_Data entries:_
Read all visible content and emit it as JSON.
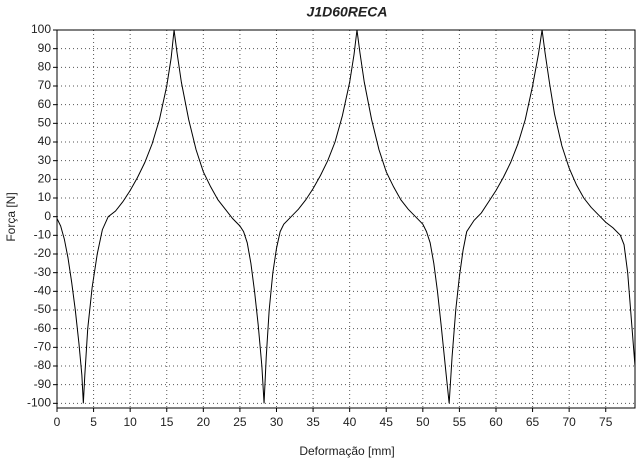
{
  "chart_data": {
    "type": "line",
    "title": "J1D60RECA",
    "x_label": "Deformação [mm]",
    "y_label": "Força [N]",
    "x": [
      0,
      0.5,
      1,
      1.5,
      2,
      2.5,
      3,
      3.4,
      3.6,
      3.8,
      4.2,
      4.8,
      5.5,
      6.2,
      7,
      8,
      9,
      10,
      11,
      12,
      13,
      14,
      15,
      15.6,
      16,
      16.4,
      17,
      18,
      19,
      20,
      21,
      22,
      23,
      24,
      25,
      25.5,
      26,
      26.5,
      27,
      27.5,
      28,
      28.3,
      28.6,
      29,
      29.5,
      30,
      30.5,
      31,
      32,
      33,
      34,
      35,
      36,
      37,
      38,
      39,
      40,
      40.6,
      41,
      41.4,
      42,
      43,
      44,
      45,
      46,
      47,
      48,
      49,
      50,
      50.5,
      51,
      51.5,
      52,
      52.5,
      53.2,
      53.6,
      54,
      54.5,
      55,
      55.5,
      56,
      57,
      58,
      59,
      60,
      61,
      62,
      63,
      64,
      65,
      65.8,
      66.3,
      66.7,
      67.3,
      68,
      69,
      70,
      71,
      72,
      73,
      74,
      75,
      76,
      77,
      77.5,
      78,
      78.5,
      79
    ],
    "series": [
      {
        "name": "J1D60RECA",
        "color": "#000000",
        "values": [
          -1,
          -5,
          -12,
          -22,
          -35,
          -50,
          -68,
          -85,
          -100,
          -85,
          -60,
          -38,
          -20,
          -7,
          0,
          3,
          8,
          14,
          21,
          29,
          39,
          52,
          70,
          85,
          100,
          88,
          72,
          52,
          36,
          24,
          16,
          9,
          4,
          -1,
          -5,
          -8,
          -14,
          -25,
          -40,
          -58,
          -80,
          -100,
          -75,
          -50,
          -30,
          -17,
          -8,
          -4,
          0,
          4,
          9,
          15,
          22,
          30,
          40,
          54,
          72,
          87,
          100,
          88,
          72,
          52,
          36,
          24,
          16,
          9,
          4,
          0,
          -4,
          -8,
          -14,
          -25,
          -40,
          -58,
          -85,
          -100,
          -75,
          -50,
          -32,
          -18,
          -8,
          -2,
          2,
          8,
          14,
          21,
          29,
          39,
          52,
          70,
          87,
          100,
          88,
          72,
          55,
          38,
          26,
          17,
          10,
          5,
          1,
          -3,
          -6,
          -10,
          -15,
          -30,
          -55,
          -80
        ]
      }
    ],
    "xlim": [
      0,
      79
    ],
    "ylim": [
      -102.5,
      100
    ],
    "xticks": [
      0,
      5,
      10,
      15,
      20,
      25,
      30,
      35,
      40,
      45,
      50,
      55,
      60,
      65,
      70,
      75
    ],
    "yticks": [
      -100,
      -90,
      -80,
      -70,
      -60,
      -50,
      -40,
      -30,
      -20,
      -10,
      0,
      10,
      20,
      30,
      40,
      50,
      60,
      70,
      80,
      90,
      100
    ],
    "grid": true
  }
}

_Required work:_ Copy every line of the data exactly as written, excluding the pictures.

_Solved problem:_
Read all visible content and emit it as JSON.
{
  "chart_data": {
    "type": "line",
    "title": "J1D60RECA",
    "x_label": "Deformação [mm]",
    "y_label": "Força [N]",
    "x": [
      0,
      0.5,
      1,
      1.5,
      2,
      2.5,
      3,
      3.4,
      3.6,
      3.8,
      4.2,
      4.8,
      5.5,
      6.2,
      7,
      8,
      9,
      10,
      11,
      12,
      13,
      14,
      15,
      15.6,
      16,
      16.4,
      17,
      18,
      19,
      20,
      21,
      22,
      23,
      24,
      25,
      25.5,
      26,
      26.5,
      27,
      27.5,
      28,
      28.3,
      28.6,
      29,
      29.5,
      30,
      30.5,
      31,
      32,
      33,
      34,
      35,
      36,
      37,
      38,
      39,
      40,
      40.6,
      41,
      41.4,
      42,
      43,
      44,
      45,
      46,
      47,
      48,
      49,
      50,
      50.5,
      51,
      51.5,
      52,
      52.5,
      53.2,
      53.6,
      54,
      54.5,
      55,
      55.5,
      56,
      57,
      58,
      59,
      60,
      61,
      62,
      63,
      64,
      65,
      65.8,
      66.3,
      66.7,
      67.3,
      68,
      69,
      70,
      71,
      72,
      73,
      74,
      75,
      76,
      77,
      77.5,
      78,
      78.5,
      79
    ],
    "series": [
      {
        "name": "J1D60RECA",
        "color": "#000000",
        "values": [
          -1,
          -5,
          -12,
          -22,
          -35,
          -50,
          -68,
          -85,
          -100,
          -85,
          -60,
          -38,
          -20,
          -7,
          0,
          3,
          8,
          14,
          21,
          29,
          39,
          52,
          70,
          85,
          100,
          88,
          72,
          52,
          36,
          24,
          16,
          9,
          4,
          -1,
          -5,
          -8,
          -14,
          -25,
          -40,
          -58,
          -80,
          -100,
          -75,
          -50,
          -30,
          -17,
          -8,
          -4,
          0,
          4,
          9,
          15,
          22,
          30,
          40,
          54,
          72,
          87,
          100,
          88,
          72,
          52,
          36,
          24,
          16,
          9,
          4,
          0,
          -4,
          -8,
          -14,
          -25,
          -40,
          -58,
          -85,
          -100,
          -75,
          -50,
          -32,
          -18,
          -8,
          -2,
          2,
          8,
          14,
          21,
          29,
          39,
          52,
          70,
          87,
          100,
          88,
          72,
          55,
          38,
          26,
          17,
          10,
          5,
          1,
          -3,
          -6,
          -10,
          -15,
          -30,
          -55,
          -80
        ]
      }
    ],
    "xlim": [
      0,
      79
    ],
    "ylim": [
      -102.5,
      100
    ],
    "xticks": [
      0,
      5,
      10,
      15,
      20,
      25,
      30,
      35,
      40,
      45,
      50,
      55,
      60,
      65,
      70,
      75
    ],
    "yticks": [
      -100,
      -90,
      -80,
      -70,
      -60,
      -50,
      -40,
      -30,
      -20,
      -10,
      0,
      10,
      20,
      30,
      40,
      50,
      60,
      70,
      80,
      90,
      100
    ],
    "grid": true
  }
}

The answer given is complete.